[start]
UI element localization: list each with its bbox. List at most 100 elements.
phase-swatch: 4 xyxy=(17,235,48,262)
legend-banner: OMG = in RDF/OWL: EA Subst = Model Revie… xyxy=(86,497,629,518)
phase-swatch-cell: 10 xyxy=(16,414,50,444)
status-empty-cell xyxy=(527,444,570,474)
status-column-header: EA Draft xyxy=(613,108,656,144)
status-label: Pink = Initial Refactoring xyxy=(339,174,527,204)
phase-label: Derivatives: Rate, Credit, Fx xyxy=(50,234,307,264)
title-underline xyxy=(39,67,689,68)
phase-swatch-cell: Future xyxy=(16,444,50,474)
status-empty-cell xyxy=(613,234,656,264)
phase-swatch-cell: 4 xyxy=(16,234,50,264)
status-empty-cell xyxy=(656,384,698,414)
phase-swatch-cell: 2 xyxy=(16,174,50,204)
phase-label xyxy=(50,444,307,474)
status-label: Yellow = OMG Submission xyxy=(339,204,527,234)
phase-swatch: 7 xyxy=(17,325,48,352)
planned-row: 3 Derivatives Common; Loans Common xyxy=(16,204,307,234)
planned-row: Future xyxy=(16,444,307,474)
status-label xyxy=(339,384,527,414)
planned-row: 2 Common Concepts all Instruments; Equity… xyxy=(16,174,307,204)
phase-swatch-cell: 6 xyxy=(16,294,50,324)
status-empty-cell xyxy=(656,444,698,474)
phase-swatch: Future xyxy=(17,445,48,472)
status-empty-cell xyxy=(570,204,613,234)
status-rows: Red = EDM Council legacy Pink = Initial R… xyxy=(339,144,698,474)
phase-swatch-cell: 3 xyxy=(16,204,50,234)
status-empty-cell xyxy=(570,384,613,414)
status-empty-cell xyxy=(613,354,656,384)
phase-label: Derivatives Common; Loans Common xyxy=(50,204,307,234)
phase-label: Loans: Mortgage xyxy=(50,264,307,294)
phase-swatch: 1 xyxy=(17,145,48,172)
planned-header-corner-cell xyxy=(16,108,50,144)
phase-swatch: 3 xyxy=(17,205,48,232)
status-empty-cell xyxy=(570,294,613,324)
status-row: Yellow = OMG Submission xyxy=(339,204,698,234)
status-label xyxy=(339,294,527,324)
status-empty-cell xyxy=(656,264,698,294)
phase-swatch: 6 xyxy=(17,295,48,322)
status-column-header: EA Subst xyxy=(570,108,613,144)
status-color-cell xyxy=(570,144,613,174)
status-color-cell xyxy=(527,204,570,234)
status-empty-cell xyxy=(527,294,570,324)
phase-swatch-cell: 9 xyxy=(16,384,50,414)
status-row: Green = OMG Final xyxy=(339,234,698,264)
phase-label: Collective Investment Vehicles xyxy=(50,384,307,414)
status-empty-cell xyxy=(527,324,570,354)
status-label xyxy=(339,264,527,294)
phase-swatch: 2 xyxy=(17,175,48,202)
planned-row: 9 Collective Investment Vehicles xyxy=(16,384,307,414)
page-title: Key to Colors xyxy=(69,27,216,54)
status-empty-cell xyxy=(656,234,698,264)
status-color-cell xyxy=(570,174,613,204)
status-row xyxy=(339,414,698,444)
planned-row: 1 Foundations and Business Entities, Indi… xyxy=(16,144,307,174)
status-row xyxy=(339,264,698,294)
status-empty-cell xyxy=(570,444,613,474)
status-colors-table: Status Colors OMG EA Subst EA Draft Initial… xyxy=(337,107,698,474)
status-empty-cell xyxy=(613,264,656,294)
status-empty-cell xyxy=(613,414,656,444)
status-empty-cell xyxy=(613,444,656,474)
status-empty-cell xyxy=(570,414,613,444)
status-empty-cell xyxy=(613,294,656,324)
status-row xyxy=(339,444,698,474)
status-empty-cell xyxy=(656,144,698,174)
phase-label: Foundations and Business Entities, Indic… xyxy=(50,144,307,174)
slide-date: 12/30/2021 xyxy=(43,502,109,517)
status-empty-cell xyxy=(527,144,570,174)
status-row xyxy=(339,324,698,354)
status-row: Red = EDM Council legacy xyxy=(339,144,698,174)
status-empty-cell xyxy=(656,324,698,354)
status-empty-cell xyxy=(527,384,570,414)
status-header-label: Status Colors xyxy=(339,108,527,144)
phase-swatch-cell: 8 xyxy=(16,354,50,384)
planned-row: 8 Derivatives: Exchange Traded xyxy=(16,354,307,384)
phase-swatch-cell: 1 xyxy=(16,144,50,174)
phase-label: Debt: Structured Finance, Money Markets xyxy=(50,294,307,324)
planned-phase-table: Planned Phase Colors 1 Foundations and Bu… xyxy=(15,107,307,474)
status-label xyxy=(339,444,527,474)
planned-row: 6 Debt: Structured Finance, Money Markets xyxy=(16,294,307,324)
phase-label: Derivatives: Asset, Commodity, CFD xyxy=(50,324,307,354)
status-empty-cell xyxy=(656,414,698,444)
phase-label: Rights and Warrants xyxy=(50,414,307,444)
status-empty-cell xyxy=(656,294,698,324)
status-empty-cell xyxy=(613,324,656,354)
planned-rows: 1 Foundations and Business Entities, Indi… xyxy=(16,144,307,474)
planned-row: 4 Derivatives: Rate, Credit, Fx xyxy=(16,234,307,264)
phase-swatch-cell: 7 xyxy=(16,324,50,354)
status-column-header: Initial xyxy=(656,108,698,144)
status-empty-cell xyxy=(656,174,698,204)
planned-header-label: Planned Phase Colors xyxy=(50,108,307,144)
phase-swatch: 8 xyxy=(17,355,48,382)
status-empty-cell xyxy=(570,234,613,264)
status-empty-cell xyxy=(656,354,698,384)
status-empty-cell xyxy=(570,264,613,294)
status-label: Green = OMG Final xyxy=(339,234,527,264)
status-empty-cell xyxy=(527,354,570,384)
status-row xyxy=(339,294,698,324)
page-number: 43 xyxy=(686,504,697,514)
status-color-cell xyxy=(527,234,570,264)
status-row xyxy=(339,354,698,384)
[end]
**PROBLEM TO SOLVE**
Reproduce every line of the entries above without changing anything.

**SOLUTION FOR THIS TASK**
UI element localization: list each with its bbox. List at most 100 elements.
phase-swatch: 4 xyxy=(17,235,48,262)
legend-banner: OMG = in RDF/OWL: EA Subst = Model Revie… xyxy=(86,497,629,518)
phase-swatch-cell: 10 xyxy=(16,414,50,444)
status-empty-cell xyxy=(527,444,570,474)
status-column-header: EA Draft xyxy=(613,108,656,144)
status-label: Pink = Initial Refactoring xyxy=(339,174,527,204)
phase-label: Derivatives: Rate, Credit, Fx xyxy=(50,234,307,264)
title-underline xyxy=(39,67,689,68)
phase-swatch-cell: Future xyxy=(16,444,50,474)
status-empty-cell xyxy=(613,234,656,264)
phase-swatch-cell: 4 xyxy=(16,234,50,264)
status-empty-cell xyxy=(656,384,698,414)
phase-swatch-cell: 2 xyxy=(16,174,50,204)
phase-label xyxy=(50,444,307,474)
status-label: Yellow = OMG Submission xyxy=(339,204,527,234)
phase-swatch: 7 xyxy=(17,325,48,352)
planned-row: 3 Derivatives Common; Loans Common xyxy=(16,204,307,234)
planned-row: Future xyxy=(16,444,307,474)
status-label xyxy=(339,384,527,414)
planned-row: 2 Common Concepts all Instruments; Equity… xyxy=(16,174,307,204)
phase-swatch-cell: 6 xyxy=(16,294,50,324)
status-empty-cell xyxy=(656,444,698,474)
phase-swatch: Future xyxy=(17,445,48,472)
status-empty-cell xyxy=(570,204,613,234)
status-rows: Red = EDM Council legacy Pink = Initial R… xyxy=(339,144,698,474)
phase-swatch-cell: 3 xyxy=(16,204,50,234)
status-empty-cell xyxy=(570,384,613,414)
status-empty-cell xyxy=(613,354,656,384)
phase-label: Derivatives Common; Loans Common xyxy=(50,204,307,234)
phase-label: Loans: Mortgage xyxy=(50,264,307,294)
phase-swatch: 1 xyxy=(17,145,48,172)
planned-header-corner-cell xyxy=(16,108,50,144)
phase-swatch: 3 xyxy=(17,205,48,232)
status-empty-cell xyxy=(570,294,613,324)
status-row: Yellow = OMG Submission xyxy=(339,204,698,234)
status-label xyxy=(339,294,527,324)
status-empty-cell xyxy=(656,264,698,294)
phase-swatch: 6 xyxy=(17,295,48,322)
status-column-header: EA Subst xyxy=(570,108,613,144)
status-color-cell xyxy=(570,144,613,174)
status-color-cell xyxy=(527,204,570,234)
status-empty-cell xyxy=(527,294,570,324)
phase-swatch-cell: 9 xyxy=(16,384,50,414)
status-row: Green = OMG Final xyxy=(339,234,698,264)
phase-label: Collective Investment Vehicles xyxy=(50,384,307,414)
status-empty-cell xyxy=(527,324,570,354)
status-label xyxy=(339,264,527,294)
phase-swatch: 2 xyxy=(17,175,48,202)
planned-row: 9 Collective Investment Vehicles xyxy=(16,384,307,414)
page-title: Key to Colors xyxy=(69,27,216,54)
status-empty-cell xyxy=(656,234,698,264)
status-color-cell xyxy=(570,174,613,204)
status-row xyxy=(339,414,698,444)
planned-row: 1 Foundations and Business Entities, Indi… xyxy=(16,144,307,174)
status-row xyxy=(339,264,698,294)
status-empty-cell xyxy=(570,444,613,474)
status-colors-table: Status Colors OMG EA Subst EA Draft Initial… xyxy=(337,107,698,474)
status-empty-cell xyxy=(613,264,656,294)
status-empty-cell xyxy=(613,414,656,444)
status-empty-cell xyxy=(613,444,656,474)
status-empty-cell xyxy=(570,414,613,444)
status-empty-cell xyxy=(613,294,656,324)
status-row xyxy=(339,444,698,474)
status-empty-cell xyxy=(656,144,698,174)
phase-label: Foundations and Business Entities, Indic… xyxy=(50,144,307,174)
slide-date: 12/30/2021 xyxy=(43,502,109,517)
status-empty-cell xyxy=(527,144,570,174)
status-row xyxy=(339,324,698,354)
status-row: Red = EDM Council legacy xyxy=(339,144,698,174)
status-empty-cell xyxy=(656,324,698,354)
status-empty-cell xyxy=(527,384,570,414)
status-header-label: Status Colors xyxy=(339,108,527,144)
phase-swatch-cell: 8 xyxy=(16,354,50,384)
planned-row: 8 Derivatives: Exchange Traded xyxy=(16,354,307,384)
phase-swatch-cell: 1 xyxy=(16,144,50,174)
phase-label: Debt: Structured Finance, Money Markets xyxy=(50,294,307,324)
planned-phase-table: Planned Phase Colors 1 Foundations and Bu… xyxy=(15,107,307,474)
status-label xyxy=(339,444,527,474)
planned-row: 6 Debt: Structured Finance, Money Markets xyxy=(16,294,307,324)
phase-label: Derivatives: Asset, Commodity, CFD xyxy=(50,324,307,354)
status-empty-cell xyxy=(656,414,698,444)
phase-label: Rights and Warrants xyxy=(50,414,307,444)
status-empty-cell xyxy=(656,294,698,324)
status-empty-cell xyxy=(613,324,656,354)
planned-rows: 1 Foundations and Business Entities, Indi… xyxy=(16,144,307,474)
planned-row: 4 Derivatives: Rate, Credit, Fx xyxy=(16,234,307,264)
phase-swatch-cell: 7 xyxy=(16,324,50,354)
status-column-header: Initial xyxy=(656,108,698,144)
status-empty-cell xyxy=(656,174,698,204)
planned-header-label: Planned Phase Colors xyxy=(50,108,307,144)
phase-swatch: 8 xyxy=(17,355,48,382)
status-empty-cell xyxy=(570,234,613,264)
status-empty-cell xyxy=(656,354,698,384)
status-empty-cell xyxy=(570,264,613,294)
status-label: Green = OMG Final xyxy=(339,234,527,264)
status-empty-cell xyxy=(527,354,570,384)
status-row xyxy=(339,294,698,324)
page-number: 43 xyxy=(686,504,697,514)
status-color-cell xyxy=(527,234,570,264)
status-row xyxy=(339,354,698,384)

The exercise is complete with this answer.